## DATA EXTRACT

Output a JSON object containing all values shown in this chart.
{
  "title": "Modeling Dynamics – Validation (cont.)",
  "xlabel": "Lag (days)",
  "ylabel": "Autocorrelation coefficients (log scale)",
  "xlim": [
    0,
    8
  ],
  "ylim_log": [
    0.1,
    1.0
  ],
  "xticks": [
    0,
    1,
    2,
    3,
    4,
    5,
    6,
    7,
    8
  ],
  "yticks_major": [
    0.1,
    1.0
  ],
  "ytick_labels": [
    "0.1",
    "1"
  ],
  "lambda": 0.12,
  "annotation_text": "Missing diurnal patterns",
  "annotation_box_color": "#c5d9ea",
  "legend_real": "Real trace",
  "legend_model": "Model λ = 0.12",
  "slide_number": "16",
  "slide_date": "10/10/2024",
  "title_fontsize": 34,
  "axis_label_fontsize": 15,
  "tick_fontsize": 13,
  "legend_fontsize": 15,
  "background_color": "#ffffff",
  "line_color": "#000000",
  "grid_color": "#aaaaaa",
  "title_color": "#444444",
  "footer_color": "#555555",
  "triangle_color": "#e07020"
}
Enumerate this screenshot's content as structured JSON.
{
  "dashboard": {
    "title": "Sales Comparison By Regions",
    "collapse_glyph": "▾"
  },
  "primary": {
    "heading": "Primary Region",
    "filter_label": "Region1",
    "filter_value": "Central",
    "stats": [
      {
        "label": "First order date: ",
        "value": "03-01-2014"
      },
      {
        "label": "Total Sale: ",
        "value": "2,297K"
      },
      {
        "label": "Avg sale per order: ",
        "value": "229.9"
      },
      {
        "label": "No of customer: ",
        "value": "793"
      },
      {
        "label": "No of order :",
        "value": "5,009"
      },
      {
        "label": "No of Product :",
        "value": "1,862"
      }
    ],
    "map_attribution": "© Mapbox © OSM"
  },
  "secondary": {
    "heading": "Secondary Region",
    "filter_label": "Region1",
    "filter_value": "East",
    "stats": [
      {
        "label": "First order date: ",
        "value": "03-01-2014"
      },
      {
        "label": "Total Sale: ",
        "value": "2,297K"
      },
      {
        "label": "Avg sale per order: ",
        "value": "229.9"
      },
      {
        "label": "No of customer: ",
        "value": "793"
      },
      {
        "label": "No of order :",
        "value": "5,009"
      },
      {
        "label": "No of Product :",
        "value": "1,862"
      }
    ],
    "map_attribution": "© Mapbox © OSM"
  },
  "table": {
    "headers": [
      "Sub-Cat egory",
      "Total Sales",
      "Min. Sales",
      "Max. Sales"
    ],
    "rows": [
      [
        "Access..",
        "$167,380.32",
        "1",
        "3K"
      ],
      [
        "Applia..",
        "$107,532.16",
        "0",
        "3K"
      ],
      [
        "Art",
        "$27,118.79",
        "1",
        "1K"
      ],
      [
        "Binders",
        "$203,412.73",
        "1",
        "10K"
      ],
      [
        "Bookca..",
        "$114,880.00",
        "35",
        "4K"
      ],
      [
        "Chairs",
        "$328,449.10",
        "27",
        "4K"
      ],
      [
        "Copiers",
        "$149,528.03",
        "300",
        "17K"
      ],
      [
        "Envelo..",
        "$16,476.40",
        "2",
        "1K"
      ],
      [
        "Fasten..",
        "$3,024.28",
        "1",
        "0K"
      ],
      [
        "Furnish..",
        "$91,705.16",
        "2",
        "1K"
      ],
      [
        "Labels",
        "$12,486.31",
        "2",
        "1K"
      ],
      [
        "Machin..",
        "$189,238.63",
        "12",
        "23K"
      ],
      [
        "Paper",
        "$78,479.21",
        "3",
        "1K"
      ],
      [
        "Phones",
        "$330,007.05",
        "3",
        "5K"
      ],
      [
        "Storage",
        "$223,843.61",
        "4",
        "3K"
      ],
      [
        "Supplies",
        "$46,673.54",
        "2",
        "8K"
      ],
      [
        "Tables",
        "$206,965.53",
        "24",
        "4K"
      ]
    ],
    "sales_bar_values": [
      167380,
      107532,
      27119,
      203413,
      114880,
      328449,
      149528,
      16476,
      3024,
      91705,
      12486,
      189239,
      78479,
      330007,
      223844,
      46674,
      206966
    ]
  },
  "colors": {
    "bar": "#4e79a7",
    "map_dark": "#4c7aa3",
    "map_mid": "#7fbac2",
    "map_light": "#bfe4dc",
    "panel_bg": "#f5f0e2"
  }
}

## SET TASK
Every record should be given again exactly.

## TASK OUTPUT
Output a JSON object containing all values shown in this chart.
{
  "title": "Modeling Dynamics – Validation (cont.)",
  "xlabel": "Lag (days)",
  "ylabel": "Autocorrelation coefficients (log scale)",
  "xlim": [
    0,
    8
  ],
  "ylim_log": [
    0.1,
    1.0
  ],
  "xticks": [
    0,
    1,
    2,
    3,
    4,
    5,
    6,
    7,
    8
  ],
  "yticks_major": [
    0.1,
    1.0
  ],
  "ytick_labels": [
    "0.1",
    "1"
  ],
  "lambda": 0.12,
  "annotation_text": "Missing diurnal patterns",
  "annotation_box_color": "#c5d9ea",
  "legend_real": "Real trace",
  "legend_model": "Model λ = 0.12",
  "slide_number": "16",
  "slide_date": "10/10/2024",
  "title_fontsize": 34,
  "axis_label_fontsize": 15,
  "tick_fontsize": 13,
  "legend_fontsize": 15,
  "background_color": "#ffffff",
  "line_color": "#000000",
  "grid_color": "#aaaaaa",
  "title_color": "#444444",
  "footer_color": "#555555",
  "triangle_color": "#e07020"
}
Enumerate this screenshot's content as structured JSON.
{
  "dashboard": {
    "title": "Sales Comparison By Regions",
    "collapse_glyph": "▾"
  },
  "primary": {
    "heading": "Primary Region",
    "filter_label": "Region1",
    "filter_value": "Central",
    "stats": [
      {
        "label": "First order date: ",
        "value": "03-01-2014"
      },
      {
        "label": "Total Sale: ",
        "value": "2,297K"
      },
      {
        "label": "Avg sale per order: ",
        "value": "229.9"
      },
      {
        "label": "No of customer: ",
        "value": "793"
      },
      {
        "label": "No of order :",
        "value": "5,009"
      },
      {
        "label": "No of Product :",
        "value": "1,862"
      }
    ],
    "map_attribution": "© Mapbox © OSM"
  },
  "secondary": {
    "heading": "Secondary Region",
    "filter_label": "Region1",
    "filter_value": "East",
    "stats": [
      {
        "label": "First order date: ",
        "value": "03-01-2014"
      },
      {
        "label": "Total Sale: ",
        "value": "2,297K"
      },
      {
        "label": "Avg sale per order: ",
        "value": "229.9"
      },
      {
        "label": "No of customer: ",
        "value": "793"
      },
      {
        "label": "No of order :",
        "value": "5,009"
      },
      {
        "label": "No of Product :",
        "value": "1,862"
      }
    ],
    "map_attribution": "© Mapbox © OSM"
  },
  "table": {
    "headers": [
      "Sub-Cat egory",
      "Total Sales",
      "Min. Sales",
      "Max. Sales"
    ],
    "rows": [
      [
        "Access..",
        "$167,380.32",
        "1",
        "3K"
      ],
      [
        "Applia..",
        "$107,532.16",
        "0",
        "3K"
      ],
      [
        "Art",
        "$27,118.79",
        "1",
        "1K"
      ],
      [
        "Binders",
        "$203,412.73",
        "1",
        "10K"
      ],
      [
        "Bookca..",
        "$114,880.00",
        "35",
        "4K"
      ],
      [
        "Chairs",
        "$328,449.10",
        "27",
        "4K"
      ],
      [
        "Copiers",
        "$149,528.03",
        "300",
        "17K"
      ],
      [
        "Envelo..",
        "$16,476.40",
        "2",
        "1K"
      ],
      [
        "Fasten..",
        "$3,024.28",
        "1",
        "0K"
      ],
      [
        "Furnish..",
        "$91,705.16",
        "2",
        "1K"
      ],
      [
        "Labels",
        "$12,486.31",
        "2",
        "1K"
      ],
      [
        "Machin..",
        "$189,238.63",
        "12",
        "23K"
      ],
      [
        "Paper",
        "$78,479.21",
        "3",
        "1K"
      ],
      [
        "Phones",
        "$330,007.05",
        "3",
        "5K"
      ],
      [
        "Storage",
        "$223,843.61",
        "4",
        "3K"
      ],
      [
        "Supplies",
        "$46,673.54",
        "2",
        "8K"
      ],
      [
        "Tables",
        "$206,965.53",
        "24",
        "4K"
      ]
    ],
    "sales_bar_values": [
      167380,
      107532,
      27119,
      203413,
      114880,
      328449,
      149528,
      16476,
      3024,
      91705,
      12486,
      189239,
      78479,
      330007,
      223844,
      46674,
      206966
    ]
  },
  "colors": {
    "bar": "#4e79a7",
    "map_dark": "#4c7aa3",
    "map_mid": "#7fbac2",
    "map_light": "#bfe4dc",
    "panel_bg": "#f5f0e2"
  }
}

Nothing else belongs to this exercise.